AIM OF THE EXERCISE:
Where a line holds the string "tête", return that line.

[Extracted records]
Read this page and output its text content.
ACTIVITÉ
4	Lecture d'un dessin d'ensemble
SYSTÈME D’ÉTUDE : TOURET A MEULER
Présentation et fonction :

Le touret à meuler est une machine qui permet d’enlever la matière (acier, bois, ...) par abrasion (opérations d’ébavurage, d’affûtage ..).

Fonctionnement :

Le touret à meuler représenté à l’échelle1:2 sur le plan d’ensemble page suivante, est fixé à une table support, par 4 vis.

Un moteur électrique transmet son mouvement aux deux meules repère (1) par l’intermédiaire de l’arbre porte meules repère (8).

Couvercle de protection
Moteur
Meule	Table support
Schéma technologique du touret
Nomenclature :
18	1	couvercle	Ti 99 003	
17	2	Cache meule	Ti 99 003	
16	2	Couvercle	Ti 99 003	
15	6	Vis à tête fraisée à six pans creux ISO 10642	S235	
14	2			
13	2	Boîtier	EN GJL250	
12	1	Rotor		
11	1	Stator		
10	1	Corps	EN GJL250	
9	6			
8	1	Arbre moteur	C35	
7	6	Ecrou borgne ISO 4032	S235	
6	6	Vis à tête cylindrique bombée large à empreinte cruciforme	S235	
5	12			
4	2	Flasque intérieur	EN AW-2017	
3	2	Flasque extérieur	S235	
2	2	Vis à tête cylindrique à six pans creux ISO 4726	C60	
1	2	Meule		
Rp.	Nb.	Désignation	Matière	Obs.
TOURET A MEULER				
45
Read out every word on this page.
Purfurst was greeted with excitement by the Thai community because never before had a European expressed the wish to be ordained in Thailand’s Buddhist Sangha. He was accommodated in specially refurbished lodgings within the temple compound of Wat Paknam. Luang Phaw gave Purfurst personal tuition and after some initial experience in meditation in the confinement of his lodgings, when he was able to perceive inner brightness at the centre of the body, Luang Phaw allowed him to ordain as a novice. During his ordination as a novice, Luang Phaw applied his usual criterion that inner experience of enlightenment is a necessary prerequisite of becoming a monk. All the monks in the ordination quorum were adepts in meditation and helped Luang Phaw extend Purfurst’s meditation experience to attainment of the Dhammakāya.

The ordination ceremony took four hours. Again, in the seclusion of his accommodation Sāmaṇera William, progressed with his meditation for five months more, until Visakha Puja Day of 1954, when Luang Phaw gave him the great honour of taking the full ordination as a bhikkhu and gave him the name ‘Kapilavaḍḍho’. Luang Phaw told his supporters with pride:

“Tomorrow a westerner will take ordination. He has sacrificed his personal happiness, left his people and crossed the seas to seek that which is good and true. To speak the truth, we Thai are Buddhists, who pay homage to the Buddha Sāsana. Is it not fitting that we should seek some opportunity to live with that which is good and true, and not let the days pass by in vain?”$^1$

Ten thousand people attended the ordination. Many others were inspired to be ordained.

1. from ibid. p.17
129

ANSWER TO THIS TASK:
15	6	Vis à tête fraisée à six pans creux ISO 10642	S235	
6	6	Vis à tête cylindrique bombée large à empreinte cruciforme	S235	
2	2	Vis à tête cylindrique à six pans creux ISO 4726	C60	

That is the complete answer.